Please transcribe the data that follows without the pictures, keeping every word the same.
*** DATASET EXCERPTS ***
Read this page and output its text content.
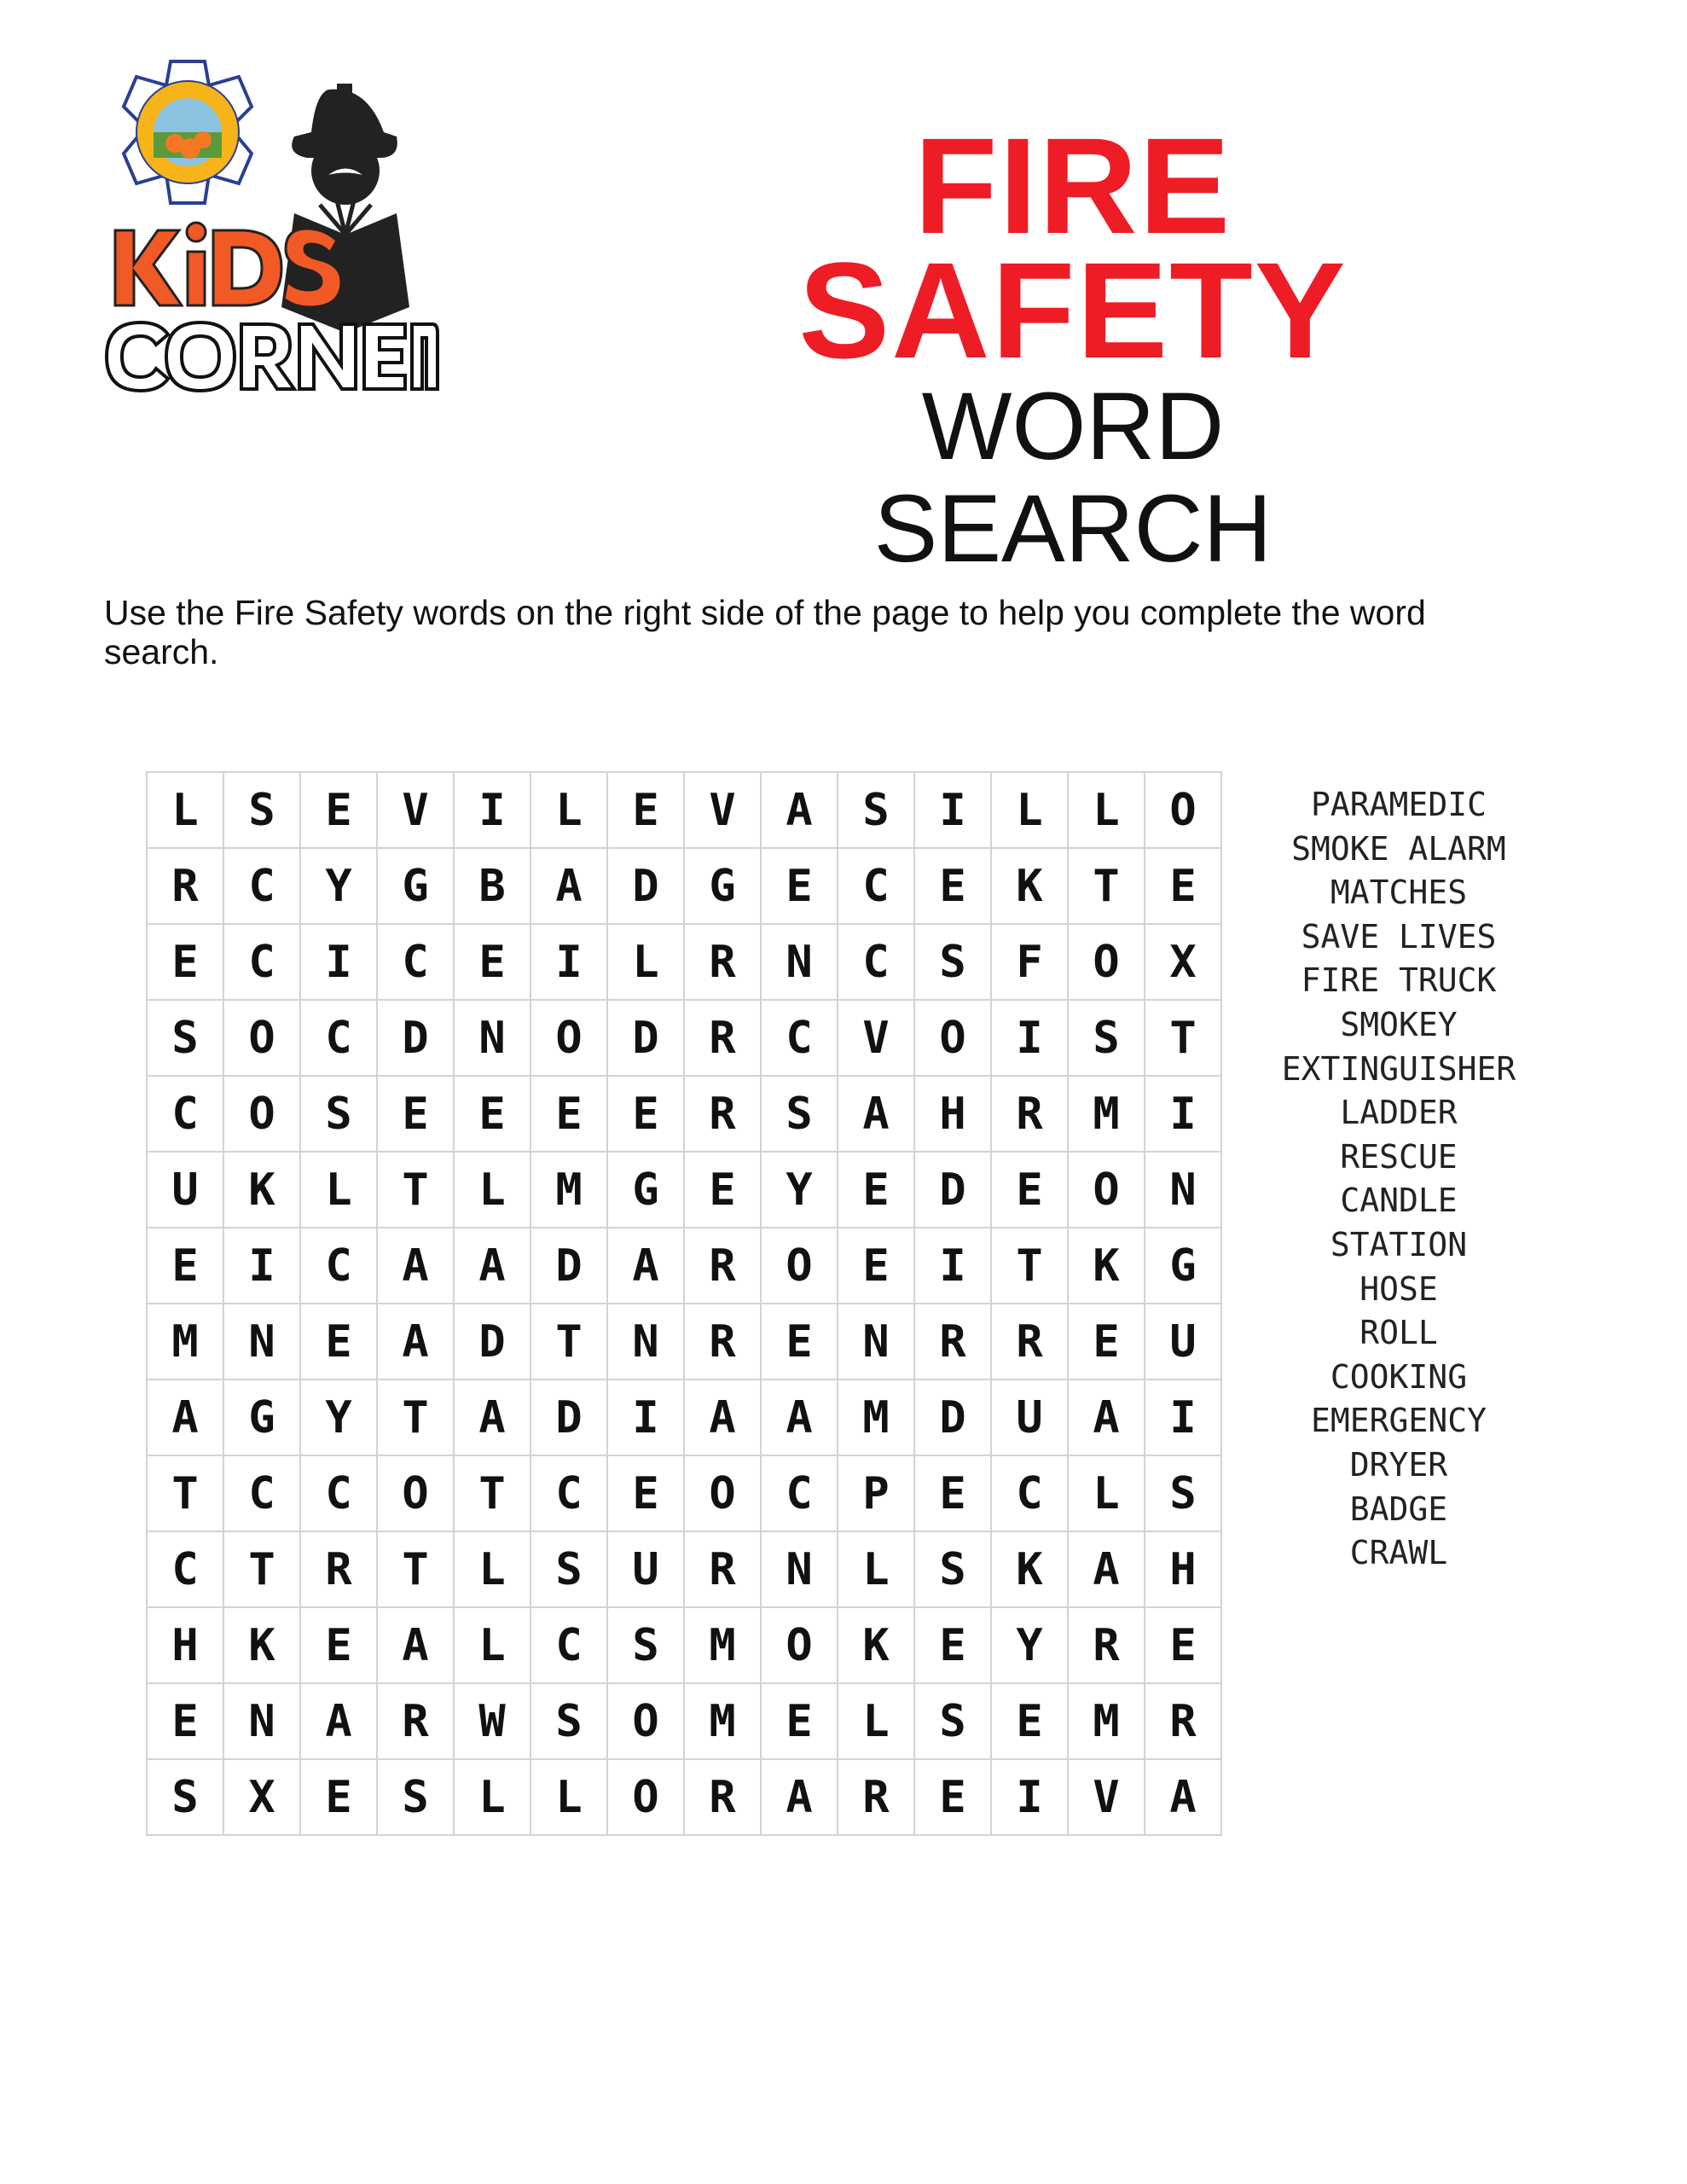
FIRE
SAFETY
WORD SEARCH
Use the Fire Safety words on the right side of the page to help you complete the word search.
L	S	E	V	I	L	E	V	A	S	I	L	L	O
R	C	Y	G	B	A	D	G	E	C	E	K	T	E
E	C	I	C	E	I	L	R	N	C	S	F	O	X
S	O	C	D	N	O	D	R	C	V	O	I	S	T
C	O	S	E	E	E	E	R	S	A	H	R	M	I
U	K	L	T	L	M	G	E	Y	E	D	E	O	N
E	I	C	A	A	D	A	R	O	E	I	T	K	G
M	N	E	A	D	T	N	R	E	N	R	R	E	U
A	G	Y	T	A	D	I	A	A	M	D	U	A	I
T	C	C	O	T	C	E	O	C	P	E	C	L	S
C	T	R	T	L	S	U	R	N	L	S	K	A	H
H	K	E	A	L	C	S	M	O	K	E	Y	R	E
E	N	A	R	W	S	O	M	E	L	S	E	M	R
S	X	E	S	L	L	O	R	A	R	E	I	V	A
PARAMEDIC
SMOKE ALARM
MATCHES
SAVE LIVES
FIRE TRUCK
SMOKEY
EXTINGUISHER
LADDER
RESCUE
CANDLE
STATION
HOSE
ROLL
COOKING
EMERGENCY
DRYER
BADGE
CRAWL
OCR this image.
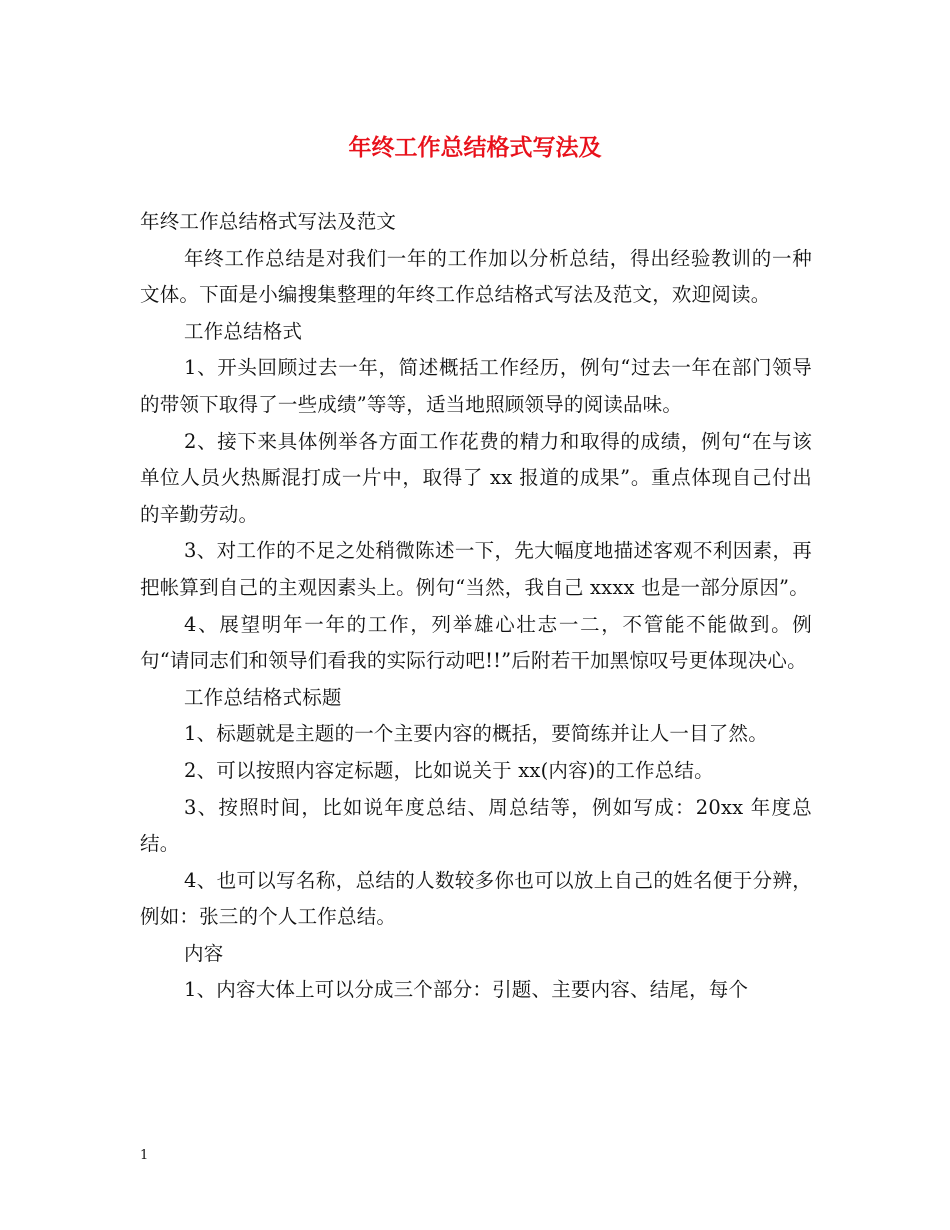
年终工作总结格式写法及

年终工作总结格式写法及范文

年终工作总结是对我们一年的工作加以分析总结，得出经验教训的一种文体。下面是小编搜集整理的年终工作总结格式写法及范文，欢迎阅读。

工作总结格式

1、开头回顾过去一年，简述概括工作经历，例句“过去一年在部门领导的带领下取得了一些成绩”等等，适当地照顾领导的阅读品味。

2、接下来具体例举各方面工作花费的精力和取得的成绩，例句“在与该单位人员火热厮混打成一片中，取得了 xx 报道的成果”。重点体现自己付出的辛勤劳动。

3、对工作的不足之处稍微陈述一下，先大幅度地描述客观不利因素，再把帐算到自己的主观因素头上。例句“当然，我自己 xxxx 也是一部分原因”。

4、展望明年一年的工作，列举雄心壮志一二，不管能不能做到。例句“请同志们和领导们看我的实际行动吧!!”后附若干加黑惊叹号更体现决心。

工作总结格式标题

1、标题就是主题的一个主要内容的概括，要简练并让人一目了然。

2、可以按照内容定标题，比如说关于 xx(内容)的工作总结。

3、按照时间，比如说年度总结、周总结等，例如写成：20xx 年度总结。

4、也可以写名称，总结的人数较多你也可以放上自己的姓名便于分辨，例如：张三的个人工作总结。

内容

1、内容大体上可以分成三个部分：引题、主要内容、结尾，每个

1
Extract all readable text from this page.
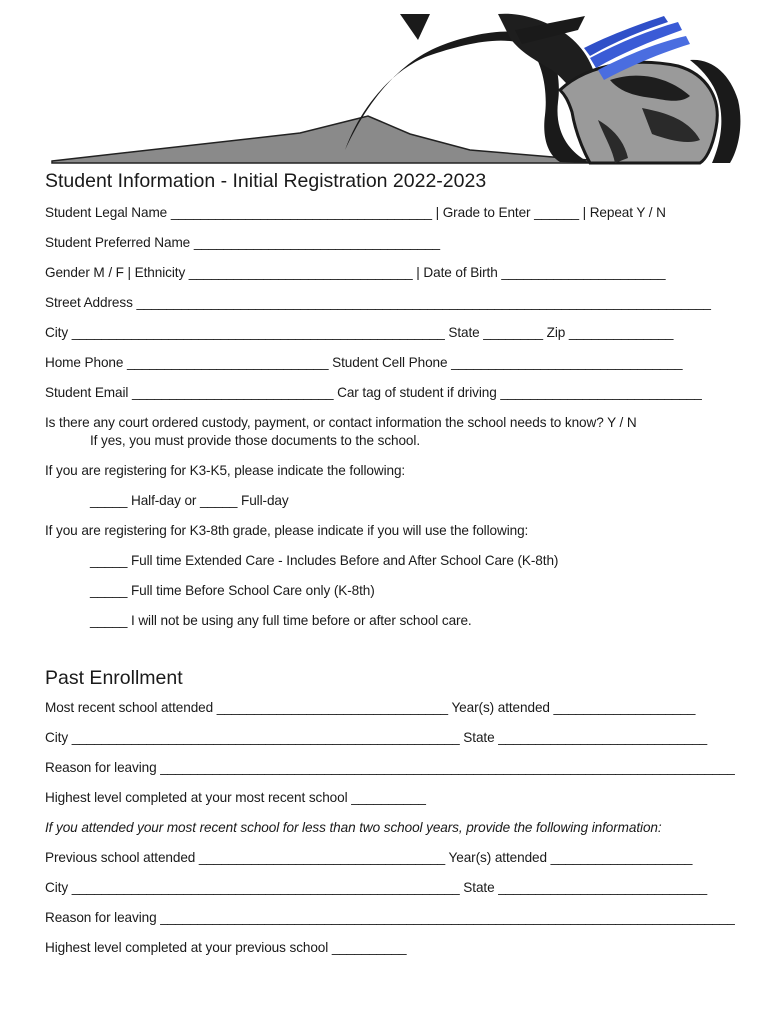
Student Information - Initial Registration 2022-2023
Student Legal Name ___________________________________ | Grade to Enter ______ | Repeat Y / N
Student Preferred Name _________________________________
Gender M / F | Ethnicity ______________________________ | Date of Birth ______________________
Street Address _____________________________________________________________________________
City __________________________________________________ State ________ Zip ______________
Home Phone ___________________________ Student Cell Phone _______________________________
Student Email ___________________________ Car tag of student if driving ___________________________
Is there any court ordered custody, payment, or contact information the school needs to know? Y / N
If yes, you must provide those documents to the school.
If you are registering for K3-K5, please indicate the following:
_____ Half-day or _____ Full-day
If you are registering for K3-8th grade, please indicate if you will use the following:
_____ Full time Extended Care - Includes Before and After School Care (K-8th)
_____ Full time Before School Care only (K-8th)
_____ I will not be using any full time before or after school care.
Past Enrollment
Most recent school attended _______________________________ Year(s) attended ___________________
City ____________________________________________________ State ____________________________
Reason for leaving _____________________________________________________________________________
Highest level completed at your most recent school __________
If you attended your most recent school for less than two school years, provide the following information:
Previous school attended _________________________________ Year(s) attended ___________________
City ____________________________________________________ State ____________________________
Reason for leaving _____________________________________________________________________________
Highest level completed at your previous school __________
***
SOLUTION TO THE PROBLEM:
Read this page and output its text content.
FIRE
SAFETY
WORD SEARCH
Use the Fire Safety words on the right side of the page to help you complete the word search.
L	S	E	V	I	L	E	V	A	S	I	L	L	O
R	C	Y	G	B	A	D	G	E	C	E	K	T	E
E	C	I	C	E	I	L	R	N	C	S	F	O	X
S	O	C	D	N	O	D	R	C	V	O	I	S	T
C	O	S	E	E	E	E	R	S	A	H	R	M	I
U	K	L	T	L	M	G	E	Y	E	D	E	O	N
E	I	C	A	A	D	A	R	O	E	I	T	K	G
M	N	E	A	D	T	N	R	E	N	R	R	E	U
A	G	Y	T	A	D	I	A	A	M	D	U	A	I
T	C	C	O	T	C	E	O	C	P	E	C	L	S
C	T	R	T	L	S	U	R	N	L	S	K	A	H
H	K	E	A	L	C	S	M	O	K	E	Y	R	E
E	N	A	R	W	S	O	M	E	L	S	E	M	R
S	X	E	S	L	L	O	R	A	R	E	I	V	A
PARAMEDIC
SMOKE ALARM
MATCHES
SAVE LIVES
FIRE TRUCK
SMOKEY
EXTINGUISHER
LADDER
RESCUE
CANDLE
STATION
HOSE
ROLL
COOKING
EMERGENCY
DRYER
BADGE
CRAWL
OCR this image.
年终工作总结格式写法及

年终工作总结格式写法及范文

年终工作总结是对我们一年的工作加以分析总结，得出经验教训的一种文体。下面是小编搜集整理的年终工作总结格式写法及范文，欢迎阅读。

工作总结格式

1、开头回顾过去一年，简述概括工作经历，例句“过去一年在部门领导的带领下取得了一些成绩”等等，适当地照顾领导的阅读品味。

2、接下来具体例举各方面工作花费的精力和取得的成绩，例句“在与该单位人员火热厮混打成一片中，取得了 xx 报道的成果”。重点体现自己付出的辛勤劳动。

3、对工作的不足之处稍微陈述一下，先大幅度地描述客观不利因素，再把帐算到自己的主观因素头上。例句“当然，我自己 xxxx 也是一部分原因”。

4、展望明年一年的工作，列举雄心壮志一二，不管能不能做到。例句“请同志们和领导们看我的实际行动吧!!”后附若干加黑惊叹号更体现决心。

工作总结格式标题

1、标题就是主题的一个主要内容的概括，要简练并让人一目了然。

2、可以按照内容定标题，比如说关于 xx(内容)的工作总结。

3、按照时间，比如说年度总结、周总结等，例如写成：20xx 年度总结。

4、也可以写名称，总结的人数较多你也可以放上自己的姓名便于分辨，例如：张三的个人工作总结。

内容

1、内容大体上可以分成三个部分：引题、主要内容、结尾，每个

1
Extract all readable text from this page.
Student Information - Initial Registration 2022-2023
Student Legal Name ___________________________________ | Grade to Enter ______ | Repeat Y / N
Student Preferred Name _________________________________
Gender M / F | Ethnicity ______________________________ | Date of Birth ______________________
Street Address _____________________________________________________________________________
City __________________________________________________ State ________ Zip ______________
Home Phone ___________________________ Student Cell Phone _______________________________
Student Email ___________________________ Car tag of student if driving ___________________________
Is there any court ordered custody, payment, or contact information the school needs to know? Y / N
If yes, you must provide those documents to the school.
If you are registering for K3-K5, please indicate the following:
_____ Half-day or _____ Full-day
If you are registering for K3-8th grade, please indicate if you will use the following:
_____ Full time Extended Care - Includes Before and After School Care (K-8th)
_____ Full time Before School Care only (K-8th)
_____ I will not be using any full time before or after school care.
Past Enrollment
Most recent school attended _______________________________ Year(s) attended ___________________
City ____________________________________________________ State ____________________________
Reason for leaving _____________________________________________________________________________
Highest level completed at your most recent school __________
If you attended your most recent school for less than two school years, provide the following information:
Previous school attended _________________________________ Year(s) attended ___________________
City ____________________________________________________ State ____________________________
Reason for leaving _____________________________________________________________________________
Highest level completed at your previous school __________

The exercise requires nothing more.